Data listing ::
--
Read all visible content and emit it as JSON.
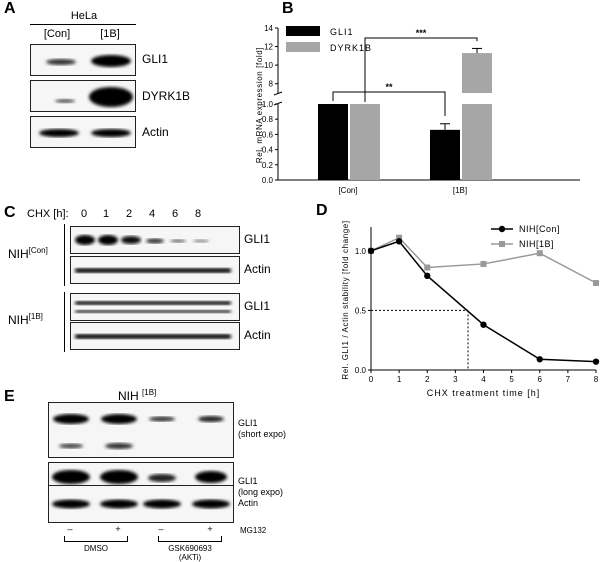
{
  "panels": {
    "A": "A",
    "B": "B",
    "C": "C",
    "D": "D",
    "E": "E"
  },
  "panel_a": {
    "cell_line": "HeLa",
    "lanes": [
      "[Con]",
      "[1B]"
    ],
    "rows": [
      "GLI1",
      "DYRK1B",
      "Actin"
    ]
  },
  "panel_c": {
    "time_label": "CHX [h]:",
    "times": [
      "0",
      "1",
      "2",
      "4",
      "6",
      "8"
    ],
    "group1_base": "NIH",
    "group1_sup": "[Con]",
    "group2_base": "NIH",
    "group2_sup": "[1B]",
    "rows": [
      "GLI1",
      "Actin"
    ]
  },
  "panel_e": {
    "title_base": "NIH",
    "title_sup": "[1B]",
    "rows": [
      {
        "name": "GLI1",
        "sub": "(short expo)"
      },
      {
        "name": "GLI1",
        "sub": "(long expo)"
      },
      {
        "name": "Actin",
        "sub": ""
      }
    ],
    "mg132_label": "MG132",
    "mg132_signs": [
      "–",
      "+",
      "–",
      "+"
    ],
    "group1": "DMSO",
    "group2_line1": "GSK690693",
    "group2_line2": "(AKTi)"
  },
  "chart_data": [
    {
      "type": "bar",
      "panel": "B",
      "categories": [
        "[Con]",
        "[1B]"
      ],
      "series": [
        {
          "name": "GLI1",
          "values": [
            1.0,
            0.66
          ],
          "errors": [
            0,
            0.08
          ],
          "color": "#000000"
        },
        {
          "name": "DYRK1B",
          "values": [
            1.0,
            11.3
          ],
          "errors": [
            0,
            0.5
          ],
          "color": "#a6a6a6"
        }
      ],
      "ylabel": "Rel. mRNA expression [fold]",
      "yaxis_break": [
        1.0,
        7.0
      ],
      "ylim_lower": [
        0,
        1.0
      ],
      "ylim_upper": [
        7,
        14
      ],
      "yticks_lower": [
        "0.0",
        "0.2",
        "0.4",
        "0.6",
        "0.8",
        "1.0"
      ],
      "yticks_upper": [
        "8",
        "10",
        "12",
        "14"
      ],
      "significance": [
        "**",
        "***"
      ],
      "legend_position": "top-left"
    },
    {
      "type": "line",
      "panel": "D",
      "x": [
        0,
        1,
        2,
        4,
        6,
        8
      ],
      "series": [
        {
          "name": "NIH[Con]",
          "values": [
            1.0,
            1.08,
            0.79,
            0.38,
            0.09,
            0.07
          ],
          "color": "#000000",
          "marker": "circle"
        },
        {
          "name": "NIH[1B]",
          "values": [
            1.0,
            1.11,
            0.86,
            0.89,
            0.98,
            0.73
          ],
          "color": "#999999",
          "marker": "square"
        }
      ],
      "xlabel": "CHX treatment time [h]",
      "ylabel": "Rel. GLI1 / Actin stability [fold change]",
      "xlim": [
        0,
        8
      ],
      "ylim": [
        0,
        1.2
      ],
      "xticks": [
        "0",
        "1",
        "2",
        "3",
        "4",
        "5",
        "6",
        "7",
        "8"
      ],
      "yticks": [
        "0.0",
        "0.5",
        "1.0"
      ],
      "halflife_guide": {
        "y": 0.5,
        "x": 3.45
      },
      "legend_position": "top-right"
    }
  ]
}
--
How to complete this task ::
Write the records out again exactly; none of the pictures belong in the copy.

Result of the task ::
Read all visible content and emit it as JSON.
{
  "panels": {
    "A": "A",
    "B": "B",
    "C": "C",
    "D": "D",
    "E": "E"
  },
  "panel_a": {
    "cell_line": "HeLa",
    "lanes": [
      "[Con]",
      "[1B]"
    ],
    "rows": [
      "GLI1",
      "DYRK1B",
      "Actin"
    ]
  },
  "panel_c": {
    "time_label": "CHX [h]:",
    "times": [
      "0",
      "1",
      "2",
      "4",
      "6",
      "8"
    ],
    "group1_base": "NIH",
    "group1_sup": "[Con]",
    "group2_base": "NIH",
    "group2_sup": "[1B]",
    "rows": [
      "GLI1",
      "Actin"
    ]
  },
  "panel_e": {
    "title_base": "NIH",
    "title_sup": "[1B]",
    "rows": [
      {
        "name": "GLI1",
        "sub": "(short expo)"
      },
      {
        "name": "GLI1",
        "sub": "(long expo)"
      },
      {
        "name": "Actin",
        "sub": ""
      }
    ],
    "mg132_label": "MG132",
    "mg132_signs": [
      "–",
      "+",
      "–",
      "+"
    ],
    "group1": "DMSO",
    "group2_line1": "GSK690693",
    "group2_line2": "(AKTi)"
  },
  "chart_data": [
    {
      "type": "bar",
      "panel": "B",
      "categories": [
        "[Con]",
        "[1B]"
      ],
      "series": [
        {
          "name": "GLI1",
          "values": [
            1.0,
            0.66
          ],
          "errors": [
            0,
            0.08
          ],
          "color": "#000000"
        },
        {
          "name": "DYRK1B",
          "values": [
            1.0,
            11.3
          ],
          "errors": [
            0,
            0.5
          ],
          "color": "#a6a6a6"
        }
      ],
      "ylabel": "Rel. mRNA expression [fold]",
      "yaxis_break": [
        1.0,
        7.0
      ],
      "ylim_lower": [
        0,
        1.0
      ],
      "ylim_upper": [
        7,
        14
      ],
      "yticks_lower": [
        "0.0",
        "0.2",
        "0.4",
        "0.6",
        "0.8",
        "1.0"
      ],
      "yticks_upper": [
        "8",
        "10",
        "12",
        "14"
      ],
      "significance": [
        "**",
        "***"
      ],
      "legend_position": "top-left"
    },
    {
      "type": "line",
      "panel": "D",
      "x": [
        0,
        1,
        2,
        4,
        6,
        8
      ],
      "series": [
        {
          "name": "NIH[Con]",
          "values": [
            1.0,
            1.08,
            0.79,
            0.38,
            0.09,
            0.07
          ],
          "color": "#000000",
          "marker": "circle"
        },
        {
          "name": "NIH[1B]",
          "values": [
            1.0,
            1.11,
            0.86,
            0.89,
            0.98,
            0.73
          ],
          "color": "#999999",
          "marker": "square"
        }
      ],
      "xlabel": "CHX treatment time [h]",
      "ylabel": "Rel. GLI1 / Actin stability [fold change]",
      "xlim": [
        0,
        8
      ],
      "ylim": [
        0,
        1.2
      ],
      "xticks": [
        "0",
        "1",
        "2",
        "3",
        "4",
        "5",
        "6",
        "7",
        "8"
      ],
      "yticks": [
        "0.0",
        "0.5",
        "1.0"
      ],
      "halflife_guide": {
        "y": 0.5,
        "x": 3.45
      },
      "legend_position": "top-right"
    }
  ]
}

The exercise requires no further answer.